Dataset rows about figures
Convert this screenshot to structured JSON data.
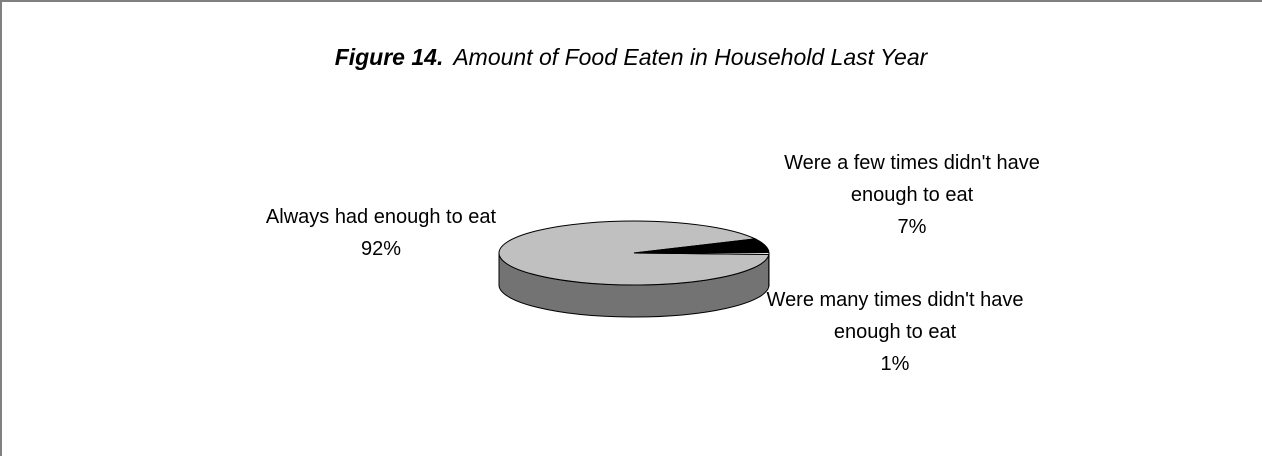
{
  "chart_data": {
    "type": "pie3d",
    "title_label": "Figure 14.",
    "title": "Amount of Food Eaten in Household Last Year",
    "categories": [
      "Always had enough to eat",
      "Were a few times didn't have enough to eat",
      "Were many times didn't have enough to eat"
    ],
    "values": [
      92,
      7,
      1
    ],
    "value_labels": [
      "92%",
      "7%",
      "1%"
    ],
    "colors": [
      "#c0c0c0",
      "#000000",
      "#ffffcc"
    ]
  }
}
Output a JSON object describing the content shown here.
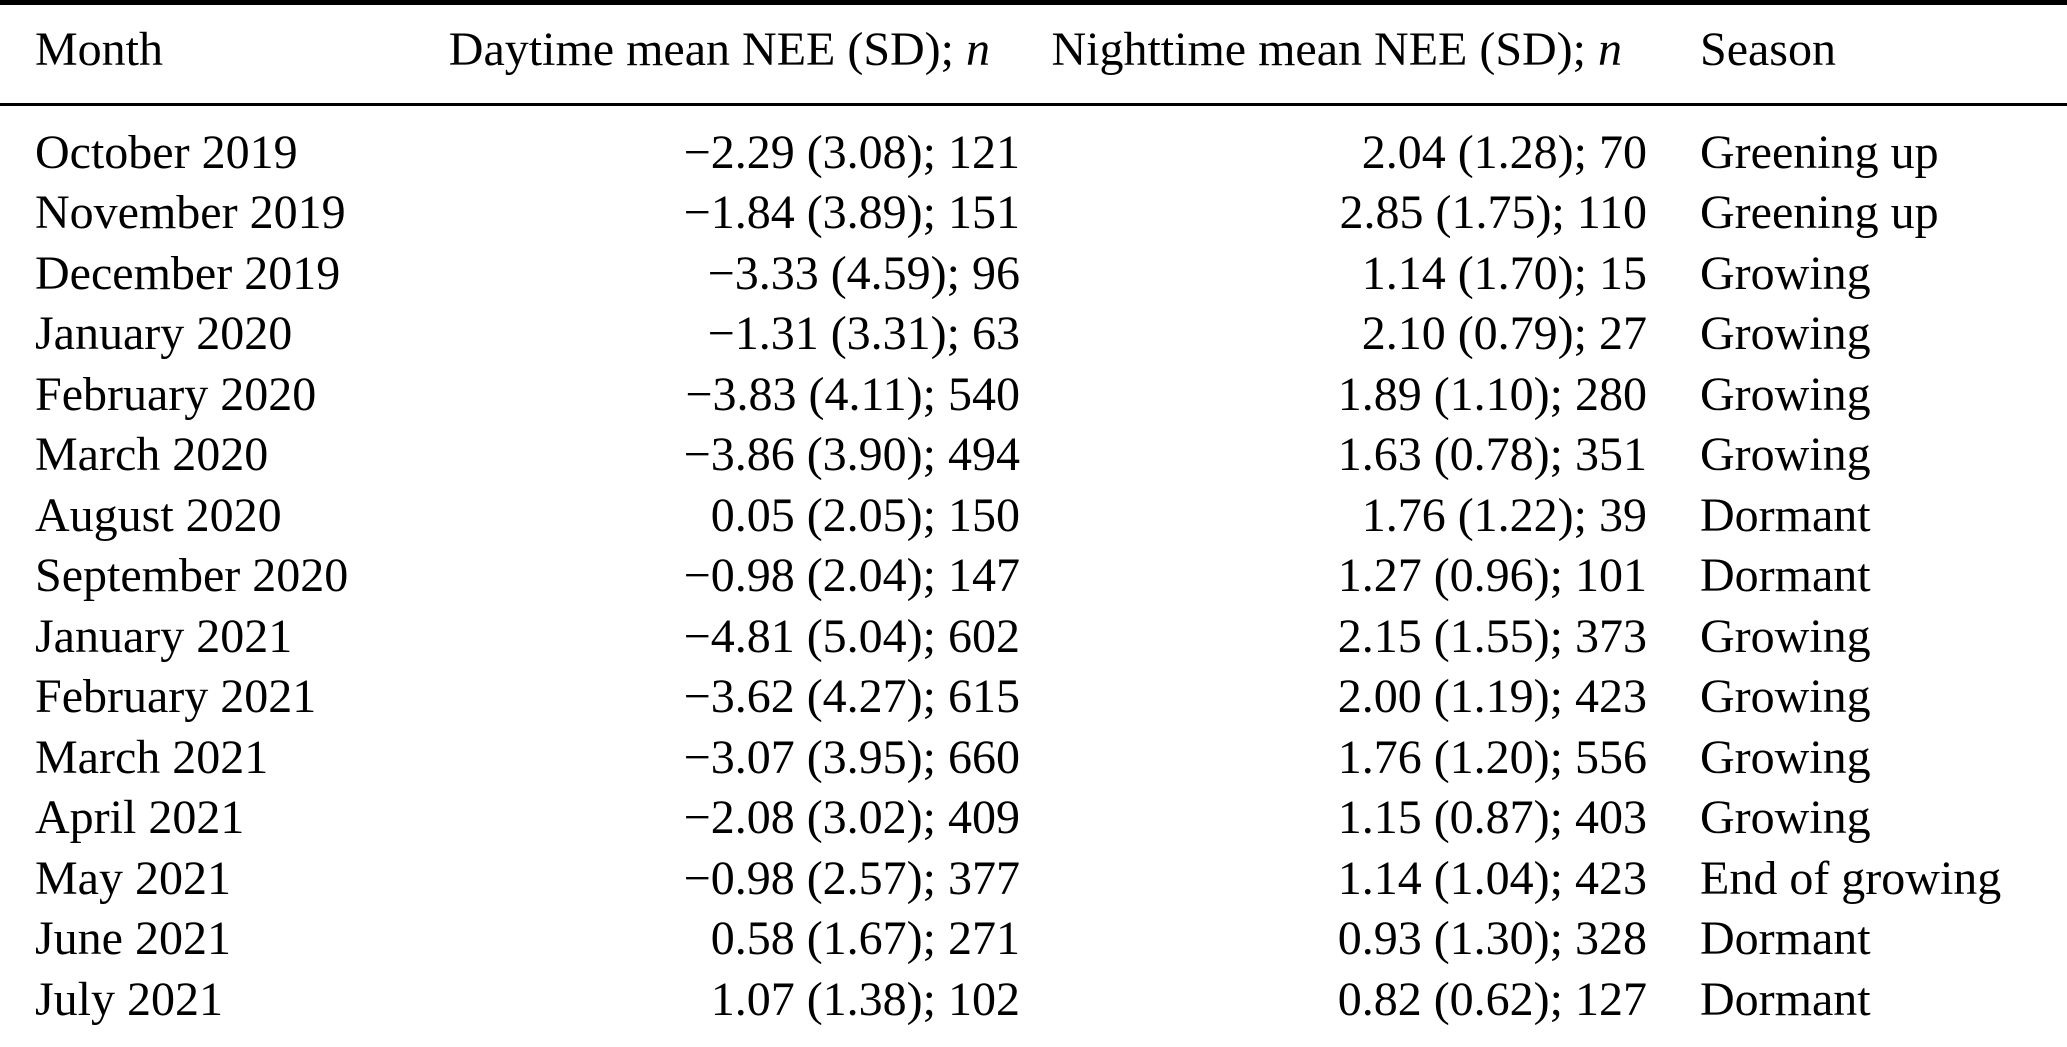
{
  "colors": {
    "background": "#ffffff",
    "text": "#000000",
    "rule": "#000000"
  },
  "table": {
    "columns": [
      {
        "label": "Month",
        "align": "left"
      },
      {
        "label_prefix": "Daytime mean NEE (SD); ",
        "label_italic": "n",
        "align": "right"
      },
      {
        "label_prefix": "Nighttime mean NEE (SD); ",
        "label_italic": "n",
        "align": "right"
      },
      {
        "label": "Season",
        "align": "left"
      }
    ],
    "rows": [
      {
        "month": "October 2019",
        "daytime": "−2.29 (3.08); 121",
        "nighttime": "2.04 (1.28); 70",
        "season": "Greening up"
      },
      {
        "month": "November 2019",
        "daytime": "−1.84 (3.89); 151",
        "nighttime": "2.85 (1.75); 110",
        "season": "Greening up"
      },
      {
        "month": "December 2019",
        "daytime": "−3.33 (4.59); 96",
        "nighttime": "1.14 (1.70); 15",
        "season": "Growing"
      },
      {
        "month": "January 2020",
        "daytime": "−1.31 (3.31); 63",
        "nighttime": "2.10 (0.79); 27",
        "season": "Growing"
      },
      {
        "month": "February 2020",
        "daytime": "−3.83 (4.11); 540",
        "nighttime": "1.89 (1.10); 280",
        "season": "Growing"
      },
      {
        "month": "March 2020",
        "daytime": "−3.86 (3.90); 494",
        "nighttime": "1.63 (0.78); 351",
        "season": "Growing"
      },
      {
        "month": "August 2020",
        "daytime": "0.05 (2.05); 150",
        "nighttime": "1.76 (1.22); 39",
        "season": "Dormant"
      },
      {
        "month": "September 2020",
        "daytime": "−0.98 (2.04); 147",
        "nighttime": "1.27 (0.96); 101",
        "season": "Dormant"
      },
      {
        "month": "January 2021",
        "daytime": "−4.81 (5.04); 602",
        "nighttime": "2.15 (1.55); 373",
        "season": "Growing"
      },
      {
        "month": "February 2021",
        "daytime": "−3.62 (4.27); 615",
        "nighttime": "2.00 (1.19); 423",
        "season": "Growing"
      },
      {
        "month": "March 2021",
        "daytime": "−3.07 (3.95); 660",
        "nighttime": "1.76 (1.20); 556",
        "season": "Growing"
      },
      {
        "month": "April 2021",
        "daytime": "−2.08 (3.02); 409",
        "nighttime": "1.15 (0.87); 403",
        "season": "Growing"
      },
      {
        "month": "May 2021",
        "daytime": "−0.98 (2.57); 377",
        "nighttime": "1.14 (1.04); 423",
        "season": "End of growing"
      },
      {
        "month": "June 2021",
        "daytime": "0.58 (1.67); 271",
        "nighttime": "0.93 (1.30); 328",
        "season": "Dormant"
      },
      {
        "month": "July 2021",
        "daytime": "1.07 (1.38); 102",
        "nighttime": "0.82 (0.62); 127",
        "season": "Dormant"
      }
    ]
  }
}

▸ Exercise brief: Can the entries above be repeated exactly, without their pictures?

▸ Exercise response:
Convert this screenshot to structured JSON data.
{
  "chart_data": {
    "type": "pie3d",
    "title_label": "Figure 14.",
    "title": "Amount of Food Eaten in Household Last Year",
    "categories": [
      "Always had enough to eat",
      "Were a few times didn't have enough to eat",
      "Were many times didn't have enough to eat"
    ],
    "values": [
      92,
      7,
      1
    ],
    "value_labels": [
      "92%",
      "7%",
      "1%"
    ],
    "colors": [
      "#c0c0c0",
      "#000000",
      "#ffffcc"
    ]
  }
}
Output a JSON object describing the content shown here.
{
  "colors": {
    "background": "#ffffff",
    "text": "#000000",
    "rule": "#000000"
  },
  "table": {
    "columns": [
      {
        "label": "Month",
        "align": "left"
      },
      {
        "label_prefix": "Daytime mean NEE (SD); ",
        "label_italic": "n",
        "align": "right"
      },
      {
        "label_prefix": "Nighttime mean NEE (SD); ",
        "label_italic": "n",
        "align": "right"
      },
      {
        "label": "Season",
        "align": "left"
      }
    ],
    "rows": [
      {
        "month": "October 2019",
        "daytime": "−2.29 (3.08); 121",
        "nighttime": "2.04 (1.28); 70",
        "season": "Greening up"
      },
      {
        "month": "November 2019",
        "daytime": "−1.84 (3.89); 151",
        "nighttime": "2.85 (1.75); 110",
        "season": "Greening up"
      },
      {
        "month": "December 2019",
        "daytime": "−3.33 (4.59); 96",
        "nighttime": "1.14 (1.70); 15",
        "season": "Growing"
      },
      {
        "month": "January 2020",
        "daytime": "−1.31 (3.31); 63",
        "nighttime": "2.10 (0.79); 27",
        "season": "Growing"
      },
      {
        "month": "February 2020",
        "daytime": "−3.83 (4.11); 540",
        "nighttime": "1.89 (1.10); 280",
        "season": "Growing"
      },
      {
        "month": "March 2020",
        "daytime": "−3.86 (3.90); 494",
        "nighttime": "1.63 (0.78); 351",
        "season": "Growing"
      },
      {
        "month": "August 2020",
        "daytime": "0.05 (2.05); 150",
        "nighttime": "1.76 (1.22); 39",
        "season": "Dormant"
      },
      {
        "month": "September 2020",
        "daytime": "−0.98 (2.04); 147",
        "nighttime": "1.27 (0.96); 101",
        "season": "Dormant"
      },
      {
        "month": "January 2021",
        "daytime": "−4.81 (5.04); 602",
        "nighttime": "2.15 (1.55); 373",
        "season": "Growing"
      },
      {
        "month": "February 2021",
        "daytime": "−3.62 (4.27); 615",
        "nighttime": "2.00 (1.19); 423",
        "season": "Growing"
      },
      {
        "month": "March 2021",
        "daytime": "−3.07 (3.95); 660",
        "nighttime": "1.76 (1.20); 556",
        "season": "Growing"
      },
      {
        "month": "April 2021",
        "daytime": "−2.08 (3.02); 409",
        "nighttime": "1.15 (0.87); 403",
        "season": "Growing"
      },
      {
        "month": "May 2021",
        "daytime": "−0.98 (2.57); 377",
        "nighttime": "1.14 (1.04); 423",
        "season": "End of growing"
      },
      {
        "month": "June 2021",
        "daytime": "0.58 (1.67); 271",
        "nighttime": "0.93 (1.30); 328",
        "season": "Dormant"
      },
      {
        "month": "July 2021",
        "daytime": "1.07 (1.38); 102",
        "nighttime": "0.82 (0.62); 127",
        "season": "Dormant"
      }
    ]
  }
}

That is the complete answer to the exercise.